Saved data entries
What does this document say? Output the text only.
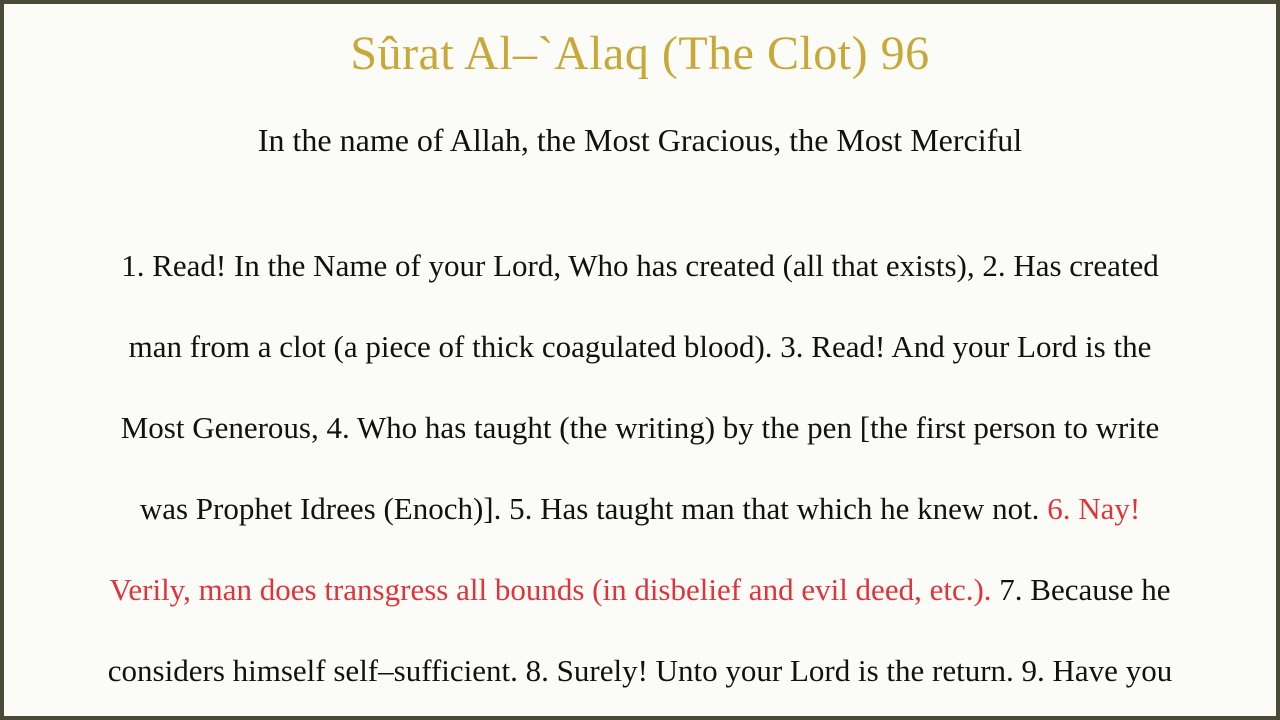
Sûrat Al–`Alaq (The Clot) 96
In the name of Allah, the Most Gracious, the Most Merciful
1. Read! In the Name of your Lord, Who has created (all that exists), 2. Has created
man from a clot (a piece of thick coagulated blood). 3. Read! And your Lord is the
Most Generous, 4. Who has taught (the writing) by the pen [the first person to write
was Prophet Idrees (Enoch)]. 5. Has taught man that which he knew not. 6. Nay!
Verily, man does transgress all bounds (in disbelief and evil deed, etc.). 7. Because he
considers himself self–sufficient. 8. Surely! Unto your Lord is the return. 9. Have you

### Problem
Transcribe each entry precisely as given, leaving the pictures out.

### Written response
What does this document say? Output the text only.
Sûrat Al–`Alaq (The Clot) 96
In the name of Allah, the Most Gracious, the Most Merciful
1. Read! In the Name of your Lord, Who has created (all that exists), 2. Has created
man from a clot (a piece of thick coagulated blood). 3. Read! And your Lord is the
Most Generous, 4. Who has taught (the writing) by the pen [the first person to write
was Prophet Idrees (Enoch)]. 5. Has taught man that which he knew not. 6. Nay!
Verily, man does transgress all bounds (in disbelief and evil deed, etc.). 7. Because he
considers himself self–sufficient. 8. Surely! Unto your Lord is the return. 9. Have you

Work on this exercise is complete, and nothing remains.